> [Aim]: Copy out every line of the records where the string "Resuelve" occurs.

> [Recorded data]:
○ ○ ○ ○

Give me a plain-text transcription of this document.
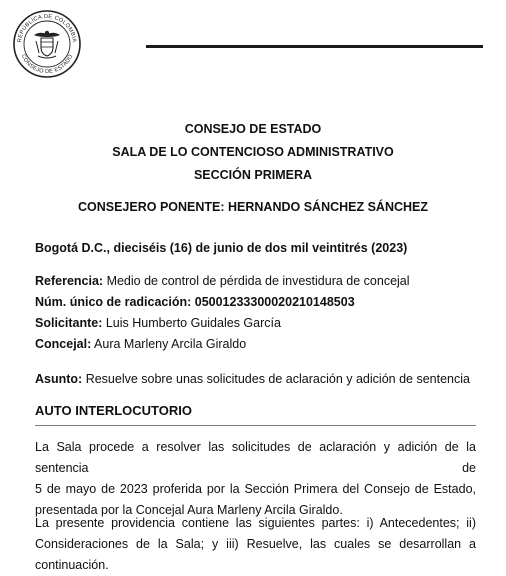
REPÚBLICA DE COLOMBIA
CONSEJO DE ESTADO
CONSEJO DE ESTADO
SALA DE LO CONTENCIOSO ADMINISTRATIVO
SECCIÓN PRIMERA
CONSEJERO PONENTE: HERNANDO SÁNCHEZ SÁNCHEZ
Bogotá D.C., dieciséis (16) de junio de dos mil veintitrés (2023)
Referencia: Medio de control de pérdida de investidura de concejal
Núm. único de radicación: 05001233300020210148503
Solicitante: Luis Humberto Guidales García
Concejal: Aura Marleny Arcila Giraldo
Asunto: Resuelve sobre unas solicitudes de aclaración y adición de sentencia
AUTO INTERLOCUTORIO
La Sala procede a resolver las solicitudes de aclaración y adición de la sentencia de
5 de mayo de 2023 proferida por la Sección Primera del Consejo de Estado,
presentada por la Concejal Aura Marleny Arcila Giraldo.
La presente providencia contiene las siguientes partes: i) Antecedentes; ii)
Consideraciones de la Sala; y iii) Resuelve, las cuales se desarrollan a continuación.
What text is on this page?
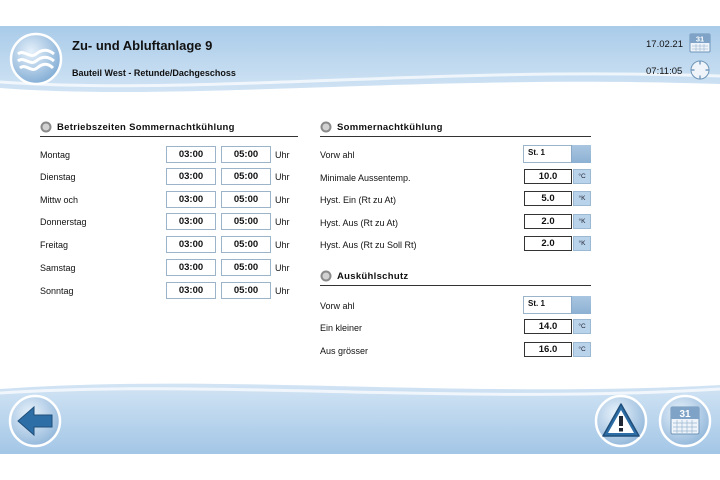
Zu- und Abluftanlage 9
Bauteil West - Retunde/Dachgeschoss
17.02.21 31
07:11:05
Betriebszeiten Sommernachtkühlung
Montag	03:00	05:00	Uhr
Dienstag	03:00	05:00	Uhr
Mittw och	03:00	05:00	Uhr
Donnerstag	03:00	05:00	Uhr
Freitag	03:00	05:00	Uhr
Samstag	03:00	05:00	Uhr
Sonntag	03:00	05:00	Uhr
Sommernachtkühlung
Vorw ahl	St. 1
Minimale Aussentemp.	10.0	°C
Hyst. Ein (Rt zu At)	5.0	°K
Hyst. Aus (Rt zu At)	2.0	°K
Hyst. Aus (Rt zu Soll Rt)	2.0	°K
Auskühlschutz
Vorw ahl	St. 1
Ein kleiner	14.0	°C
Aus grösser	16.0	°C
31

○ ○ ○ ○

> [Expected answer]:
Asunto: Resuelve sobre unas solicitudes de aclaración y adición de sentencia
Consideraciones de la Sala; y iii) Resuelve, las cuales se desarrollan a continuación.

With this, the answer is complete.